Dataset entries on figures
-=-=-
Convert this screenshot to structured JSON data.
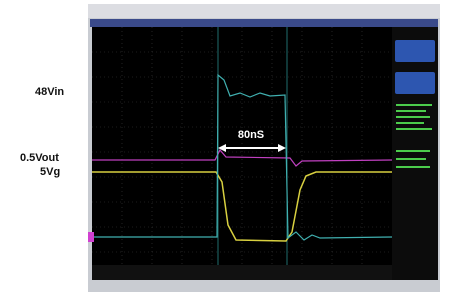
{
  "labels": {
    "vin": "48Vin",
    "vout": "0.5Vout",
    "vg": "5Vg"
  },
  "annotation": "80nS"
}
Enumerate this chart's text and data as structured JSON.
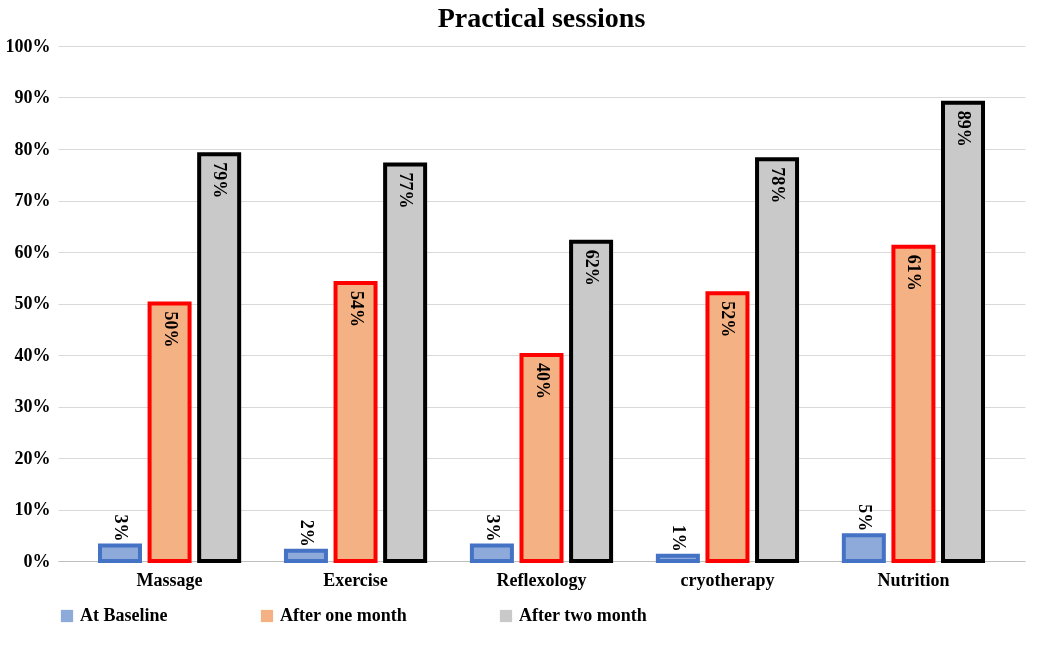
{
  "chart_data": {
    "type": "bar",
    "title": "Practical sessions",
    "categories": [
      "Massage",
      "Exercise",
      "Reflexology",
      "cryotherapy",
      "Nutrition"
    ],
    "series": [
      {
        "name": "At Baseline",
        "color": "#8eaadb",
        "values": [
          3,
          2,
          3,
          1,
          5
        ],
        "value_labels": [
          "3%",
          "2%",
          "3%",
          "1%",
          "5%"
        ]
      },
      {
        "name": "After one month",
        "color": "#f4b183",
        "values": [
          50,
          54,
          40,
          52,
          61
        ],
        "value_labels": [
          "50%",
          "54%",
          "40%",
          "52%",
          "61%"
        ]
      },
      {
        "name": "After two month",
        "color": "#c9c9c9",
        "values": [
          79,
          77,
          62,
          78,
          89
        ],
        "value_labels": [
          "79%",
          "77%",
          "62%",
          "78%",
          "89%"
        ]
      }
    ],
    "ylim": [
      0,
      100
    ],
    "yticks": [
      {
        "value": 0,
        "label": "0%"
      },
      {
        "value": 10,
        "label": "10%"
      },
      {
        "value": 20,
        "label": "20%"
      },
      {
        "value": 30,
        "label": "30%"
      },
      {
        "value": 40,
        "label": "40%"
      },
      {
        "value": 50,
        "label": "50%"
      },
      {
        "value": 60,
        "label": "60%"
      },
      {
        "value": 70,
        "label": "70%"
      },
      {
        "value": 80,
        "label": "80%"
      },
      {
        "value": 90,
        "label": "90%"
      },
      {
        "value": 100,
        "label": "100%"
      }
    ],
    "grid": "y",
    "legend": "bottom"
  }
}
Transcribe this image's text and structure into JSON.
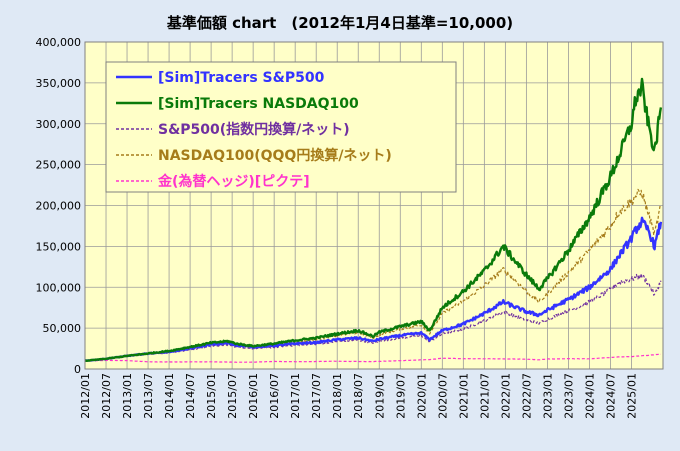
{
  "chart_data": {
    "type": "line",
    "title": "基準価額 chart　(2012年1月4日基準=10,000)",
    "ylim": [
      0,
      400000
    ],
    "yticks": [
      0,
      50000,
      100000,
      150000,
      200000,
      250000,
      300000,
      350000,
      400000
    ],
    "ytick_labels": [
      "0",
      "50,000",
      "100,000",
      "150,000",
      "200,000",
      "250,000",
      "300,000",
      "350,000",
      "400,000"
    ],
    "xlim": [
      2012.0,
      2025.75
    ],
    "xtick_labels": [
      "2012/01",
      "2012/07",
      "2013/01",
      "2013/07",
      "2014/01",
      "2014/07",
      "2015/01",
      "2015/07",
      "2016/01",
      "2016/07",
      "2017/01",
      "2017/07",
      "2018/01",
      "2018/07",
      "2019/01",
      "2019/07",
      "2020/01",
      "2020/07",
      "2021/01",
      "2021/07",
      "2022/01",
      "2022/07",
      "2023/01",
      "2023/07",
      "2024/01",
      "2024/07",
      "2025/01"
    ],
    "grid": true,
    "legend_position": "top-left",
    "colors": {
      "plot_background": "#ffffc8",
      "page_background": "#dfe9f5",
      "grid": "#9a9a9a"
    },
    "x": [
      2012.0,
      2012.5,
      2013.0,
      2013.5,
      2014.0,
      2014.5,
      2015.0,
      2015.4,
      2015.6,
      2016.0,
      2016.5,
      2017.0,
      2017.5,
      2018.0,
      2018.5,
      2018.85,
      2019.0,
      2019.5,
      2020.0,
      2020.2,
      2020.5,
      2021.0,
      2021.5,
      2021.95,
      2022.5,
      2022.8,
      2023.0,
      2023.5,
      2024.0,
      2024.5,
      2024.7,
      2025.0,
      2025.1,
      2025.25,
      2025.4,
      2025.55,
      2025.7
    ],
    "series": [
      {
        "name": "[Sim]Tracers S&P500",
        "color": "#3333ff",
        "dash": "",
        "width": 2.4,
        "values": [
          10000,
          12500,
          16000,
          19000,
          21000,
          25000,
          30000,
          31500,
          29000,
          27000,
          28500,
          31000,
          32500,
          36000,
          38000,
          34000,
          36500,
          41000,
          44000,
          36000,
          47000,
          55000,
          68000,
          82000,
          70000,
          66000,
          72000,
          85000,
          100000,
          122000,
          138000,
          160000,
          170000,
          180000,
          170000,
          150000,
          180000
        ]
      },
      {
        "name": "[Sim]Tracers NASDAQ100",
        "color": "#0a7a0a",
        "dash": "",
        "width": 2.4,
        "values": [
          10000,
          12500,
          16000,
          19000,
          22000,
          27000,
          32000,
          34000,
          31000,
          28000,
          31000,
          35000,
          38000,
          43000,
          47000,
          40000,
          45000,
          52000,
          58000,
          47000,
          75000,
          95000,
          120000,
          150000,
          115000,
          98000,
          110000,
          145000,
          185000,
          235000,
          260000,
          300000,
          330000,
          345000,
          300000,
          265000,
          320000
        ]
      },
      {
        "name": "S&P500(指数円換算/ネット)",
        "color": "#7030a0",
        "dash": "3,2",
        "width": 1.2,
        "values": [
          10000,
          12300,
          15500,
          18000,
          20000,
          23500,
          28000,
          29500,
          27000,
          25000,
          26500,
          29000,
          30500,
          33500,
          35500,
          32000,
          34000,
          38000,
          40500,
          33500,
          43000,
          49000,
          59000,
          70000,
          60000,
          56000,
          61000,
          71000,
          82000,
          97000,
          106000,
          110000,
          112000,
          114000,
          105000,
          90000,
          108000
        ]
      },
      {
        "name": "NASDAQ100(QQQ円換算/ネット)",
        "color": "#a67c1a",
        "dash": "3,2",
        "width": 1.2,
        "values": [
          10000,
          12300,
          15800,
          18500,
          21000,
          25500,
          30000,
          32000,
          29500,
          27000,
          29500,
          33000,
          36000,
          41000,
          44500,
          38000,
          42000,
          49000,
          54000,
          44000,
          68000,
          83000,
          102000,
          122000,
          95000,
          82000,
          92000,
          118000,
          145000,
          175000,
          192000,
          205000,
          212000,
          216000,
          190000,
          165000,
          200000
        ]
      },
      {
        "name": "金(為替ヘッジ)[ピクテ]",
        "color": "#ff33cc",
        "dash": "3,2",
        "width": 1.2,
        "values": [
          10000,
          10500,
          10300,
          8800,
          8600,
          8700,
          8800,
          8600,
          8300,
          8400,
          9200,
          8900,
          9200,
          9500,
          9200,
          9000,
          9400,
          10200,
          11200,
          11500,
          13200,
          12600,
          12500,
          12400,
          12000,
          11200,
          12200,
          12600,
          12400,
          14000,
          14800,
          15200,
          15600,
          16200,
          16800,
          17500,
          18000
        ]
      }
    ]
  }
}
-=-=-
Show every line of the listing in which the string "title" can be found.

**Exercise solution:**
    "title": "Practical sessions",
    "title": "基準価額 chart　(2012年1月4日基準=10,000)",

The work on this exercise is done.